■ EXERCISE GOAL
Copy the material below, putting "x-axis-label" in place of every "x-tick-label" and keeping everything else the same.
----
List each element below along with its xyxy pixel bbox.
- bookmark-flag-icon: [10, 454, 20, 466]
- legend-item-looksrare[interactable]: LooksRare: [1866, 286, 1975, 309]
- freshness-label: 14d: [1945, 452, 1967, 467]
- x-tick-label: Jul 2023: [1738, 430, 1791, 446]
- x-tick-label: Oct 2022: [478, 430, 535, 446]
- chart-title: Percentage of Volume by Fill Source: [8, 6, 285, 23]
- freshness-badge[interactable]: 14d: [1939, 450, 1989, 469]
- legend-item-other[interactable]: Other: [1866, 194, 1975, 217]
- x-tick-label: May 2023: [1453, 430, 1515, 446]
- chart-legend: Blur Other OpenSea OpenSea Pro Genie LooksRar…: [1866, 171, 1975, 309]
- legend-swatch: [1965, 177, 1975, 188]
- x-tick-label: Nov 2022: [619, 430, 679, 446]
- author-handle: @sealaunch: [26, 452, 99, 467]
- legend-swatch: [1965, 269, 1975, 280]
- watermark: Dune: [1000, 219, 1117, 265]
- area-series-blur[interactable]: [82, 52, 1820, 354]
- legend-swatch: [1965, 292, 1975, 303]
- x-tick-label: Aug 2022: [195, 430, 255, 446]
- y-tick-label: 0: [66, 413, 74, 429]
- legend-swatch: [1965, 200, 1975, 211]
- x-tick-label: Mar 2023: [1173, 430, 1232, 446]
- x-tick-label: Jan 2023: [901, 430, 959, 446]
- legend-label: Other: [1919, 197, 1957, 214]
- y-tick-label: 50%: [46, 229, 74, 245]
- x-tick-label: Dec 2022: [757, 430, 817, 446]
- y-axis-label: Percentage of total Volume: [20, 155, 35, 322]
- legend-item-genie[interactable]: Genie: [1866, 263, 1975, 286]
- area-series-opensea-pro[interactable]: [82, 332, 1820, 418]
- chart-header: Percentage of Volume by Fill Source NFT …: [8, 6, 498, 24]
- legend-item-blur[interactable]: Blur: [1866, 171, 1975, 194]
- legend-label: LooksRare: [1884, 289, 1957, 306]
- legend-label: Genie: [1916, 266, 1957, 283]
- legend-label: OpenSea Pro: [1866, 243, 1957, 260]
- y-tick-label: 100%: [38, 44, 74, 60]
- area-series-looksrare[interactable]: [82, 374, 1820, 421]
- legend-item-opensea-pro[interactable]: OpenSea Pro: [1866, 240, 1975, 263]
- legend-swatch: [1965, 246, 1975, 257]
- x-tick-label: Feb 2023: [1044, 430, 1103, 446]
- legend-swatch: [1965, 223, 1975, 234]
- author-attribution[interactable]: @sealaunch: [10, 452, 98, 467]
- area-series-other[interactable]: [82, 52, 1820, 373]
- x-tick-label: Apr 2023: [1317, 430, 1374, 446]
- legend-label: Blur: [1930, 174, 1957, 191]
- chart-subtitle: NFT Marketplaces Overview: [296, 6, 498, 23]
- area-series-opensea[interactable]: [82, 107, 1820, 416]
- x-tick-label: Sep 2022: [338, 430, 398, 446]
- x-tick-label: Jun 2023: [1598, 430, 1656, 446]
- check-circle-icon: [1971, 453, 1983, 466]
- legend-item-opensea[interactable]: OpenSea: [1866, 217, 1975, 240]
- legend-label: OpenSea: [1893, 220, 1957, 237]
----
■ SOLUTION TO THIS PROBLEM
List each element below along with its xyxy pixel bbox.
- bookmark-flag-icon: [10, 454, 20, 466]
- legend-item-looksrare[interactable]: LooksRare: [1866, 286, 1975, 309]
- freshness-label: 14d: [1945, 452, 1967, 467]
- x-axis-label: Jul 2023: [1738, 430, 1791, 446]
- x-axis-label: Oct 2022: [478, 430, 535, 446]
- chart-title: Percentage of Volume by Fill Source: [8, 6, 285, 23]
- freshness-badge[interactable]: 14d: [1939, 450, 1989, 469]
- legend-item-other[interactable]: Other: [1866, 194, 1975, 217]
- x-axis-label: May 2023: [1453, 430, 1515, 446]
- chart-legend: Blur Other OpenSea OpenSea Pro Genie LooksRar…: [1866, 171, 1975, 309]
- legend-swatch: [1965, 177, 1975, 188]
- x-axis-label: Nov 2022: [619, 430, 679, 446]
- author-handle: @sealaunch: [26, 452, 99, 467]
- legend-swatch: [1965, 269, 1975, 280]
- watermark: Dune: [1000, 219, 1117, 265]
- area-series-blur[interactable]: [82, 52, 1820, 354]
- legend-swatch: [1965, 292, 1975, 303]
- x-axis-label: Aug 2022: [195, 430, 255, 446]
- y-tick-label: 0: [66, 413, 74, 429]
- legend-swatch: [1965, 200, 1975, 211]
- x-axis-label: Mar 2023: [1173, 430, 1232, 446]
- x-axis-label: Jan 2023: [901, 430, 959, 446]
- legend-label: Other: [1919, 197, 1957, 214]
- y-tick-label: 50%: [46, 229, 74, 245]
- x-axis-label: Dec 2022: [757, 430, 817, 446]
- y-axis-label: Percentage of total Volume: [20, 155, 35, 322]
- legend-item-genie[interactable]: Genie: [1866, 263, 1975, 286]
- area-series-opensea-pro[interactable]: [82, 332, 1820, 418]
- chart-header: Percentage of Volume by Fill Source NFT …: [8, 6, 498, 24]
- legend-item-blur[interactable]: Blur: [1866, 171, 1975, 194]
- legend-label: LooksRare: [1884, 289, 1957, 306]
- legend-label: Genie: [1916, 266, 1957, 283]
- legend-label: OpenSea Pro: [1866, 243, 1957, 260]
- y-tick-label: 100%: [38, 44, 74, 60]
- area-series-looksrare[interactable]: [82, 374, 1820, 421]
- legend-item-opensea-pro[interactable]: OpenSea Pro: [1866, 240, 1975, 263]
- legend-swatch: [1965, 246, 1975, 257]
- x-axis-label: Feb 2023: [1044, 430, 1103, 446]
- legend-swatch: [1965, 223, 1975, 234]
- author-attribution[interactable]: @sealaunch: [10, 452, 98, 467]
- area-series-other[interactable]: [82, 52, 1820, 373]
- x-axis-label: Apr 2023: [1317, 430, 1374, 446]
- legend-label: Blur: [1930, 174, 1957, 191]
- chart-subtitle: NFT Marketplaces Overview: [296, 6, 498, 23]
- area-series-opensea[interactable]: [82, 107, 1820, 416]
- x-axis-label: Sep 2022: [338, 430, 398, 446]
- x-axis-label: Jun 2023: [1598, 430, 1656, 446]
- check-circle-icon: [1971, 453, 1983, 466]
- legend-item-opensea[interactable]: OpenSea: [1866, 217, 1975, 240]
- legend-label: OpenSea: [1893, 220, 1957, 237]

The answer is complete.